-- Begin Supplied records --

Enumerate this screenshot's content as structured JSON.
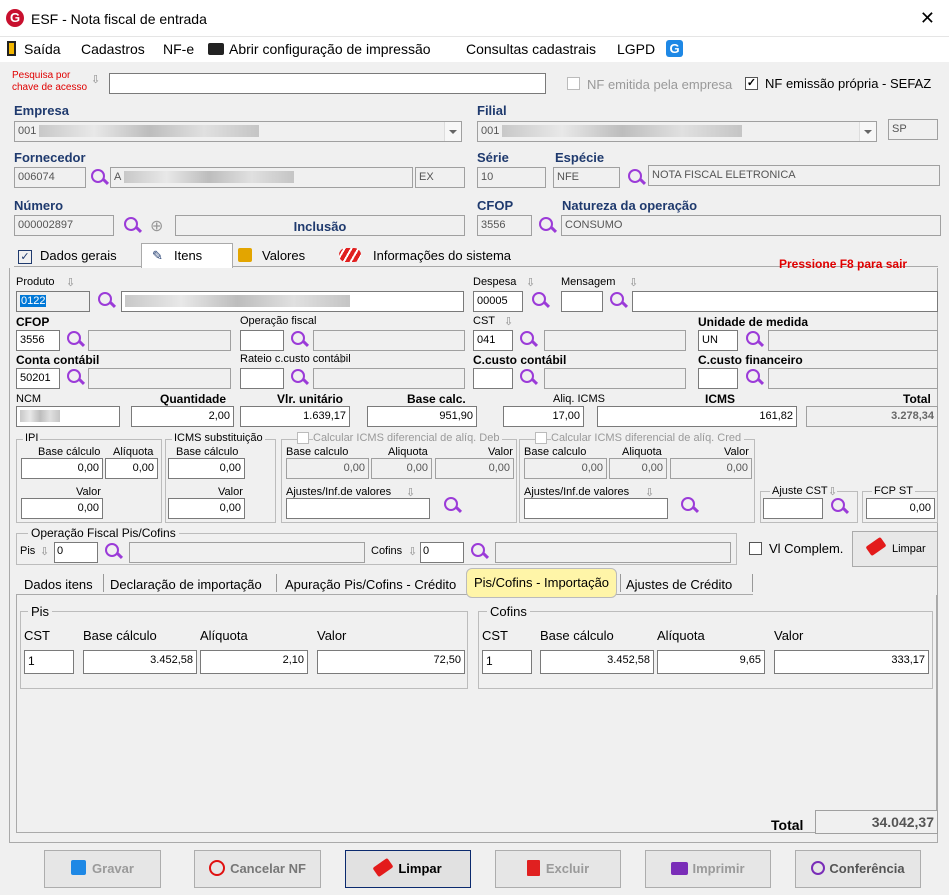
{
  "window": {
    "title": "ESF - Nota fiscal de entrada",
    "close": "✕",
    "app_icon": "G"
  },
  "menu": {
    "saida": "Saída",
    "cadastros": "Cadastros",
    "nfe": "NF-e",
    "abrir_config": "Abrir configuração de impressão",
    "consultas": "Consultas cadastrais",
    "lgpd": "LGPD"
  },
  "search": {
    "label_line1": "Pesquisa por",
    "label_line2": "chave de acesso",
    "value": ""
  },
  "flags": {
    "nf_emitida_label": "NF emitida pela empresa",
    "nf_emitida_checked": false,
    "nf_propria_label": "NF emissão própria - SEFAZ",
    "nf_propria_checked": true
  },
  "empresa": {
    "label": "Empresa",
    "code": "001"
  },
  "filial": {
    "label": "Filial",
    "code": "001",
    "uf": "SP"
  },
  "fornecedor": {
    "label": "Fornecedor",
    "code": "006074",
    "prefix": "A",
    "uf": "EX"
  },
  "serie": {
    "label": "Série",
    "value": "10"
  },
  "especie": {
    "label": "Espécie",
    "value": "NFE",
    "descricao": "NOTA FISCAL ELETRONICA"
  },
  "numero": {
    "label": "Número",
    "value": "000002897",
    "status": "Inclusão"
  },
  "cfop_head": {
    "label": "CFOP",
    "value": "3556"
  },
  "natureza": {
    "label": "Natureza da operação",
    "value": "CONSUMO"
  },
  "main_tabs": [
    {
      "label": "Dados gerais"
    },
    {
      "label": "Itens"
    },
    {
      "label": "Valores"
    },
    {
      "label": "Informações do sistema"
    }
  ],
  "hint": "Pressione F8 para sair",
  "item": {
    "produto_label": "Produto",
    "produto_code": "0122",
    "despesa_label": "Despesa",
    "despesa_value": "00005",
    "mensagem_label": "Mensagem",
    "mensagem_value": "",
    "cfop_label": "CFOP",
    "cfop_value": "3556",
    "operacao_label": "Operação fiscal",
    "operacao_value": "",
    "cst_label": "CST",
    "cst_value": "041",
    "unidade_label": "Unidade de medida",
    "unidade_value": "UN",
    "conta_label": "Conta contábil",
    "conta_value": "50201",
    "rateio_label": "Rateio c.custo contábil",
    "ccusto_label": "C.custo contábil",
    "ccusto_fin_label": "C.custo financeiro",
    "ncm_label": "NCM",
    "quantidade_label": "Quantidade",
    "quantidade_value": "2,00",
    "vlr_unit_label": "Vlr. unitário",
    "vlr_unit_value": "1.639,17",
    "base_label": "Base calc.",
    "base_value": "951,90",
    "aliq_icms_label": "Aliq. ICMS",
    "aliq_icms_value": "17,00",
    "icms_label": "ICMS",
    "icms_value": "161,82",
    "total_label": "Total",
    "total_value": "3.278,34"
  },
  "ipi": {
    "title": "IPI",
    "base_label": "Base cálculo",
    "base_value": "0,00",
    "aliq_label": "Alíquota",
    "aliq_value": "0,00",
    "valor_label": "Valor",
    "valor_value": "0,00"
  },
  "icms_st": {
    "title": "ICMS substituição",
    "base_label": "Base cálculo",
    "base_value": "0,00",
    "valor_label": "Valor",
    "valor_value": "0,00"
  },
  "difal_deb": {
    "title": "Calcular ICMS diferencial de alíq. Deb",
    "base_label": "Base calculo",
    "base_value": "0,00",
    "aliq_label": "Aliquota",
    "aliq_value": "0,00",
    "valor_label": "Valor",
    "valor_value": "0,00",
    "ajustes_label": "Ajustes/Inf.de valores"
  },
  "difal_cred": {
    "title": "Calcular ICMS diferencial de alíq. Cred",
    "base_label": "Base calculo",
    "base_value": "0,00",
    "aliq_label": "Aliquota",
    "aliq_value": "0,00",
    "valor_label": "Valor",
    "valor_value": "0,00",
    "ajustes_label": "Ajustes/Inf.de valores"
  },
  "ajuste_cst": {
    "title": "Ajuste CST"
  },
  "fcp_st": {
    "title": "FCP ST",
    "value": "0,00"
  },
  "pis_cofins": {
    "title": "Operação Fiscal Pis/Cofins",
    "pis_label": "Pis",
    "pis_value": "0",
    "cofins_label": "Cofins",
    "cofins_value": "0"
  },
  "vl_complem": {
    "label": "Vl Complem.",
    "checked": false
  },
  "limpar_small": "Limpar",
  "sub_tabs": [
    {
      "label": "Dados itens"
    },
    {
      "label": "Declaração de importação"
    },
    {
      "label": "Apuração Pis/Cofins - Crédito"
    },
    {
      "label": "Pis/Cofins - Importação"
    },
    {
      "label": "Ajustes de Crédito"
    }
  ],
  "pis_imp": {
    "title": "Pis",
    "cst_label": "CST",
    "cst_value": "1",
    "base_label": "Base cálculo",
    "base_value": "3.452,58",
    "aliq_label": "Alíquota",
    "aliq_value": "2,10",
    "valor_label": "Valor",
    "valor_value": "72,50"
  },
  "cofins_imp": {
    "title": "Cofins",
    "cst_label": "CST",
    "cst_value": "1",
    "base_label": "Base cálculo",
    "base_value": "3.452,58",
    "aliq_label": "Alíquota",
    "aliq_value": "9,65",
    "valor_label": "Valor",
    "valor_value": "333,17"
  },
  "grand_total": {
    "label": "Total",
    "value": "34.042,37"
  },
  "buttons": {
    "gravar": "Gravar",
    "cancelar": "Cancelar NF",
    "limpar": "Limpar",
    "excluir": "Excluir",
    "imprimir": "Imprimir",
    "conferencia": "Conferência"
  },
  "colors": {
    "accent_header": "#1f3a6e",
    "hint_red": "#e00000",
    "magnifier": "#9b3bd8",
    "tab_highlight": "#fff5a8"
  }
}
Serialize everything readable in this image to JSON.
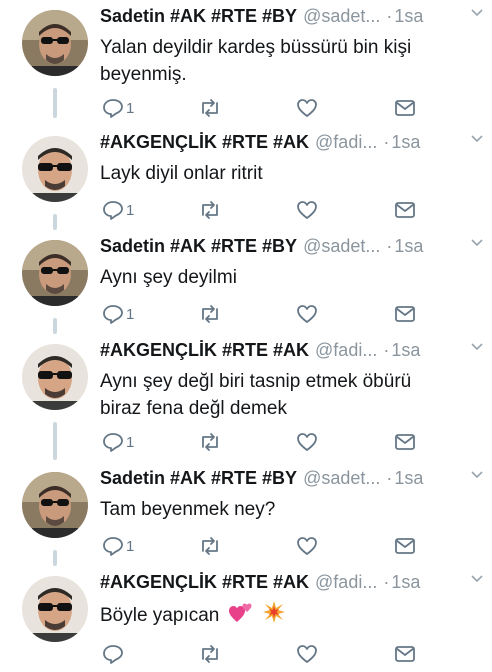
{
  "tweets": [
    {
      "name": "Sadetin #AK #RTE #BY",
      "handle": "@sadet...",
      "dot": "·",
      "time": "1sa",
      "text_lines": [
        "Yalan deyildir kardeş büssürü bin kişi",
        "beyenmiş."
      ],
      "reply_count": "1",
      "avatar": "avatar-a"
    },
    {
      "name": "#AKGENÇLİK #RTE #AK",
      "handle": "@fadi...",
      "dot": "·",
      "time": "1sa",
      "text_lines": [
        "Layk diyil onlar ritrit"
      ],
      "reply_count": "1",
      "avatar": "avatar-b"
    },
    {
      "name": "Sadetin #AK #RTE #BY",
      "handle": "@sadet...",
      "dot": "·",
      "time": "1sa",
      "text_lines": [
        "Aynı şey deyilmi"
      ],
      "reply_count": "1",
      "avatar": "avatar-a"
    },
    {
      "name": "#AKGENÇLİK #RTE #AK",
      "handle": "@fadi...",
      "dot": "·",
      "time": "1sa",
      "text_lines": [
        "Aynı şey değl biri tasnip etmek öbürü",
        "biraz fena değl demek"
      ],
      "reply_count": "1",
      "avatar": "avatar-b"
    },
    {
      "name": "Sadetin #AK #RTE #BY",
      "handle": "@sadet...",
      "dot": "·",
      "time": "1sa",
      "text_lines": [
        "Tam beyenmek ney?"
      ],
      "reply_count": "1",
      "avatar": "avatar-a"
    },
    {
      "name": "#AKGENÇLİK #RTE #AK",
      "handle": "@fadi...",
      "dot": "·",
      "time": "1sa",
      "text_lines": [
        "Böyle yapıcan"
      ],
      "reply_count": "",
      "avatar": "avatar-b",
      "emojis": [
        "two-hearts-emoji",
        "collision-emoji"
      ]
    }
  ],
  "icons": {
    "reply": "reply-icon",
    "retweet": "retweet-icon",
    "like": "heart-icon",
    "dm": "envelope-icon",
    "caret": "chevron-down-icon"
  },
  "colors": {
    "icon": "#657786",
    "thread_line": "#ccd6dd",
    "meta": "#8a959e"
  }
}
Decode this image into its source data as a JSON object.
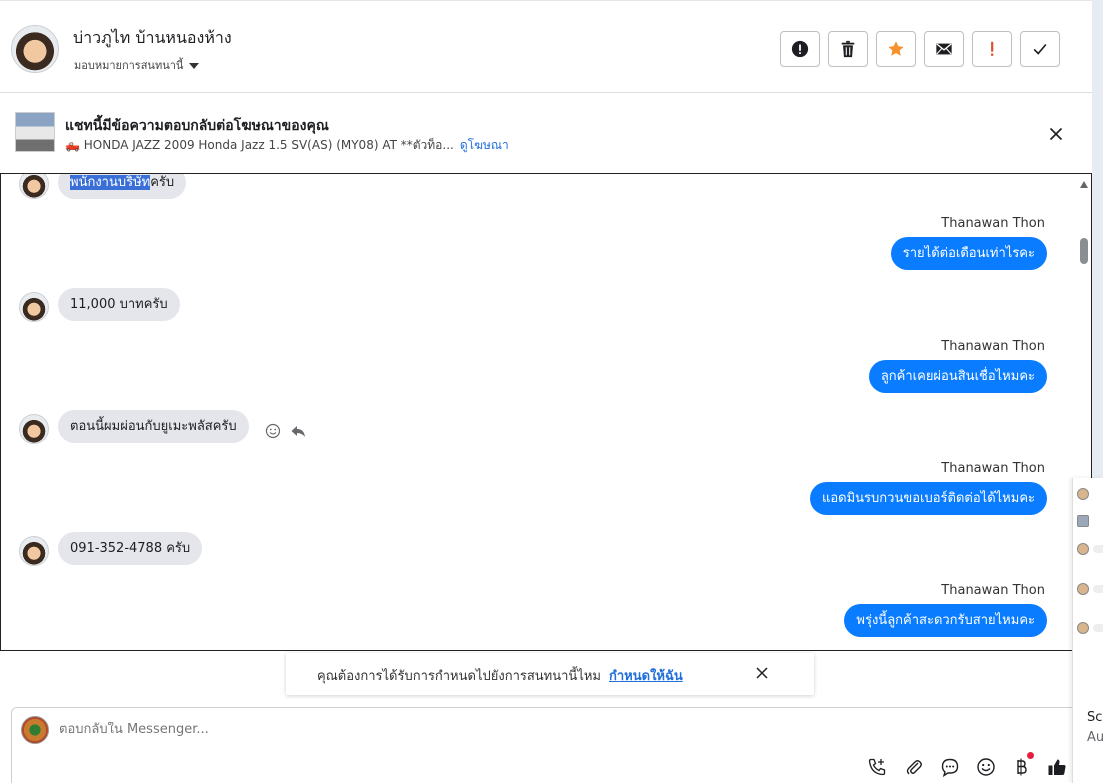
{
  "header": {
    "contact_name": "บ่าวภูไท บ้านหนองห้าง",
    "assign_label": "มอบหมายการสนทนานี้",
    "actions": [
      "mark-spam",
      "delete",
      "star",
      "mark-unread",
      "follow-up",
      "mark-done"
    ]
  },
  "ad_banner": {
    "title": "แชทนี้มีข้อความตอบกลับต่อโฆษณาของคุณ",
    "subtitle": "🛻 HONDA JAZZ 2009 Honda Jazz 1.5 SV(AS) (MY08) AT **ตัวท็อ...",
    "view_ad_label": "ดูโฆษณา"
  },
  "messages": [
    {
      "from": "customer",
      "text_selected": "พนักงานบริษัท",
      "text_rest": "ครับ"
    },
    {
      "from": "agent",
      "sender": "Thanawan Thon",
      "text": "รายได้ต่อเดือนเท่าไรคะ"
    },
    {
      "from": "customer",
      "text": "11,000 บาทครับ"
    },
    {
      "from": "agent",
      "sender": "Thanawan Thon",
      "text": "ลูกค้าเคยผ่อนสินเชื่อไหมคะ"
    },
    {
      "from": "customer",
      "text": "ตอนนี้ผมผ่อนกับยูเมะพลัสครับ"
    },
    {
      "from": "agent",
      "sender": "Thanawan Thon",
      "text": "แอดมินรบกวนขอเบอร์ติดต่อได้ไหมคะ"
    },
    {
      "from": "customer",
      "text": "091-352-4788 ครับ"
    },
    {
      "from": "agent",
      "sender": "Thanawan Thon",
      "text": "พรุ่งนี้ลูกค้าสะดวกรับสายไหมคะ"
    }
  ],
  "toast": {
    "text": "คุณต้องการได้รับการกำหนดไปยังการสนทนานี้ไหม",
    "link": "กำหนดให้ฉัน"
  },
  "composer": {
    "placeholder": "ตอบกลับใน Messenger..."
  },
  "side_panel": {
    "text1": "Scr",
    "text2": "Au"
  },
  "colors": {
    "accent": "#0a7cff",
    "link": "#216fdb",
    "incoming_bubble": "#e4e6eb",
    "notification_dot": "#e41e3f"
  }
}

-- End Supplied records --

Exercise prompt: Copy, from the material above, each line in which the string "JSON" occurs.

Correct response:
Enumerate this screenshot's content as structured JSON.
Serialize everything readable in this image to JSON.
Decode this image into its source data as a JSON object.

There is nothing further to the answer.